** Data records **
==============================

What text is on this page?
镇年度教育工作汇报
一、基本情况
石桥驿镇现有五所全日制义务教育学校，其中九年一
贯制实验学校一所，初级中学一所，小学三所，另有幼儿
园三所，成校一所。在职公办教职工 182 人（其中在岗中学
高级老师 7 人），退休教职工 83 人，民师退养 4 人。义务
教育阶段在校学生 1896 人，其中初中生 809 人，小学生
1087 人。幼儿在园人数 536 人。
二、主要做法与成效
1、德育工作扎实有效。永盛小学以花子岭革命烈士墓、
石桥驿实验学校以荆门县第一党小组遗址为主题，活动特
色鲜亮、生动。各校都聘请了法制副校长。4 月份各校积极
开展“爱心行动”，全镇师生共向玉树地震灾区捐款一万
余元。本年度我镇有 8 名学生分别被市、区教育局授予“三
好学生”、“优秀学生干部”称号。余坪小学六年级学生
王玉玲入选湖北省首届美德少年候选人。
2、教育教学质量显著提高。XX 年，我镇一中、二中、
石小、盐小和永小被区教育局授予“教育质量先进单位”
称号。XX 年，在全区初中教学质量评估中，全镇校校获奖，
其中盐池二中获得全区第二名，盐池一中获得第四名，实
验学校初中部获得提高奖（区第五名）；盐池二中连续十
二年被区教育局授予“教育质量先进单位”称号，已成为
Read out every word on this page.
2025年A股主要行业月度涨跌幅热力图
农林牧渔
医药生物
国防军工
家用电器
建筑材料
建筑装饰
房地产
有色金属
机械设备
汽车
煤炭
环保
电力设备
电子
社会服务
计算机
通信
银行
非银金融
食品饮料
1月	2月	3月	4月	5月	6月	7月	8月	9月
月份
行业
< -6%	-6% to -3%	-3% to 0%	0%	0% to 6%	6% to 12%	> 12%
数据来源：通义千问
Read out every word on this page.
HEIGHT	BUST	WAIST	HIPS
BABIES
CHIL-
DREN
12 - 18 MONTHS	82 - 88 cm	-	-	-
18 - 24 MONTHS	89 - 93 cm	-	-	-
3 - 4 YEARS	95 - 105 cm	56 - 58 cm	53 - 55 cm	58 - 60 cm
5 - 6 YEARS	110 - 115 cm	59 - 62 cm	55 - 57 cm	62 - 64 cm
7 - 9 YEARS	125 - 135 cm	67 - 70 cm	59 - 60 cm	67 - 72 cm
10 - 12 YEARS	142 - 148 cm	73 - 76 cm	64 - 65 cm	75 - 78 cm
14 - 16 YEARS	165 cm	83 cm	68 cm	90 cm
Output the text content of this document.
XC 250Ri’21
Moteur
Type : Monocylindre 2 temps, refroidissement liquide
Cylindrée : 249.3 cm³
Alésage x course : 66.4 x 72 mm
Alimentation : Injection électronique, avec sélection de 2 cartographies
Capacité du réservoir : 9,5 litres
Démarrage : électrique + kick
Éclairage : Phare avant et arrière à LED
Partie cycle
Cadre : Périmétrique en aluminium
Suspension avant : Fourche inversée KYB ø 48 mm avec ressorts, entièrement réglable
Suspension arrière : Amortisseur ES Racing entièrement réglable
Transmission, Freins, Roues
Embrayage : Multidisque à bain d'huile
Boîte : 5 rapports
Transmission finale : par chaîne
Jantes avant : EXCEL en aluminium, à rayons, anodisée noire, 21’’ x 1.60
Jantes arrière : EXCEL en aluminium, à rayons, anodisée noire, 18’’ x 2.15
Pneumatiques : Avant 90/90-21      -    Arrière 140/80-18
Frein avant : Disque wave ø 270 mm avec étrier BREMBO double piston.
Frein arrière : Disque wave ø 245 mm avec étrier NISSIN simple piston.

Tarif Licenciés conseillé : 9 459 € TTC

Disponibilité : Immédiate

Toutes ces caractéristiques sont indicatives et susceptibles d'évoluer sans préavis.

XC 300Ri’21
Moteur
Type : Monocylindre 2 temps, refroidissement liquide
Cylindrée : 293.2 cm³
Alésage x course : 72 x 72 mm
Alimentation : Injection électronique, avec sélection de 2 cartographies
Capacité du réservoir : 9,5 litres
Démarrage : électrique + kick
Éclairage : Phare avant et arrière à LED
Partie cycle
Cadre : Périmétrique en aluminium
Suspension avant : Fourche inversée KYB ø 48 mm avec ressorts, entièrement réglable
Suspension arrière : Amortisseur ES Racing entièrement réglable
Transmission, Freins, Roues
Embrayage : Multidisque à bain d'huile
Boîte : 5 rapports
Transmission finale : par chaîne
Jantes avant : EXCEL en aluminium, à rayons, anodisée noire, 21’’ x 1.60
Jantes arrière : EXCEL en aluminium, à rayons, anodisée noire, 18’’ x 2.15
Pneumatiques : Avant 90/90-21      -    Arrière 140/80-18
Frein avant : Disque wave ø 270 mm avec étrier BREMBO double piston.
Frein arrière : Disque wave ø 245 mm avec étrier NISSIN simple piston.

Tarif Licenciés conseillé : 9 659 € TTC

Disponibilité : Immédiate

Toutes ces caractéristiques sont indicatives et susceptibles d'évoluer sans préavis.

==============================

** Direction **
Retype the listing above in full, with no alterations.

** Task solution **
What text is on this page?
镇年度教育工作汇报
一、基本情况
石桥驿镇现有五所全日制义务教育学校，其中九年一
贯制实验学校一所，初级中学一所，小学三所，另有幼儿
园三所，成校一所。在职公办教职工 182 人（其中在岗中学
高级老师 7 人），退休教职工 83 人，民师退养 4 人。义务
教育阶段在校学生 1896 人，其中初中生 809 人，小学生
1087 人。幼儿在园人数 536 人。
二、主要做法与成效
1、德育工作扎实有效。永盛小学以花子岭革命烈士墓、
石桥驿实验学校以荆门县第一党小组遗址为主题，活动特
色鲜亮、生动。各校都聘请了法制副校长。4 月份各校积极
开展“爱心行动”，全镇师生共向玉树地震灾区捐款一万
余元。本年度我镇有 8 名学生分别被市、区教育局授予“三
好学生”、“优秀学生干部”称号。余坪小学六年级学生
王玉玲入选湖北省首届美德少年候选人。
2、教育教学质量显著提高。XX 年，我镇一中、二中、
石小、盐小和永小被区教育局授予“教育质量先进单位”
称号。XX 年，在全区初中教学质量评估中，全镇校校获奖，
其中盐池二中获得全区第二名，盐池一中获得第四名，实
验学校初中部获得提高奖（区第五名）；盐池二中连续十
二年被区教育局授予“教育质量先进单位”称号，已成为
Read out every word on this page.
2025年A股主要行业月度涨跌幅热力图
农林牧渔
医药生物
国防军工
家用电器
建筑材料
建筑装饰
房地产
有色金属
机械设备
汽车
煤炭
环保
电力设备
电子
社会服务
计算机
通信
银行
非银金融
食品饮料
1月	2月	3月	4月	5月	6月	7月	8月	9月
月份
行业
< -6%	-6% to -3%	-3% to 0%	0%	0% to 6%	6% to 12%	> 12%
数据来源：通义千问
Read out every word on this page.
HEIGHT	BUST	WAIST	HIPS
BABIES
CHIL-
DREN
12 - 18 MONTHS	82 - 88 cm	-	-	-
18 - 24 MONTHS	89 - 93 cm	-	-	-
3 - 4 YEARS	95 - 105 cm	56 - 58 cm	53 - 55 cm	58 - 60 cm
5 - 6 YEARS	110 - 115 cm	59 - 62 cm	55 - 57 cm	62 - 64 cm
7 - 9 YEARS	125 - 135 cm	67 - 70 cm	59 - 60 cm	67 - 72 cm
10 - 12 YEARS	142 - 148 cm	73 - 76 cm	64 - 65 cm	75 - 78 cm
14 - 16 YEARS	165 cm	83 cm	68 cm	90 cm
Output the text content of this document.
XC 250Ri’21
Moteur
Type : Monocylindre 2 temps, refroidissement liquide
Cylindrée : 249.3 cm³
Alésage x course : 66.4 x 72 mm
Alimentation : Injection électronique, avec sélection de 2 cartographies
Capacité du réservoir : 9,5 litres
Démarrage : électrique + kick
Éclairage : Phare avant et arrière à LED
Partie cycle
Cadre : Périmétrique en aluminium
Suspension avant : Fourche inversée KYB ø 48 mm avec ressorts, entièrement réglable
Suspension arrière : Amortisseur ES Racing entièrement réglable
Transmission, Freins, Roues
Embrayage : Multidisque à bain d'huile
Boîte : 5 rapports
Transmission finale : par chaîne
Jantes avant : EXCEL en aluminium, à rayons, anodisée noire, 21’’ x 1.60
Jantes arrière : EXCEL en aluminium, à rayons, anodisée noire, 18’’ x 2.15
Pneumatiques : Avant 90/90-21      -    Arrière 140/80-18
Frein avant : Disque wave ø 270 mm avec étrier BREMBO double piston.
Frein arrière : Disque wave ø 245 mm avec étrier NISSIN simple piston.

Tarif Licenciés conseillé : 9 459 € TTC

Disponibilité : Immédiate

Toutes ces caractéristiques sont indicatives et susceptibles d'évoluer sans préavis.

XC 300Ri’21
Moteur
Type : Monocylindre 2 temps, refroidissement liquide
Cylindrée : 293.2 cm³
Alésage x course : 72 x 72 mm
Alimentation : Injection électronique, avec sélection de 2 cartographies
Capacité du réservoir : 9,5 litres
Démarrage : électrique + kick
Éclairage : Phare avant et arrière à LED
Partie cycle
Cadre : Périmétrique en aluminium
Suspension avant : Fourche inversée KYB ø 48 mm avec ressorts, entièrement réglable
Suspension arrière : Amortisseur ES Racing entièrement réglable
Transmission, Freins, Roues
Embrayage : Multidisque à bain d'huile
Boîte : 5 rapports
Transmission finale : par chaîne
Jantes avant : EXCEL en aluminium, à rayons, anodisée noire, 21’’ x 1.60
Jantes arrière : EXCEL en aluminium, à rayons, anodisée noire, 18’’ x 2.15
Pneumatiques : Avant 90/90-21      -    Arrière 140/80-18
Frein avant : Disque wave ø 270 mm avec étrier BREMBO double piston.
Frein arrière : Disque wave ø 245 mm avec étrier NISSIN simple piston.

Tarif Licenciés conseillé : 9 659 € TTC

Disponibilité : Immédiate

Toutes ces caractéristiques sont indicatives et susceptibles d'évoluer sans préavis.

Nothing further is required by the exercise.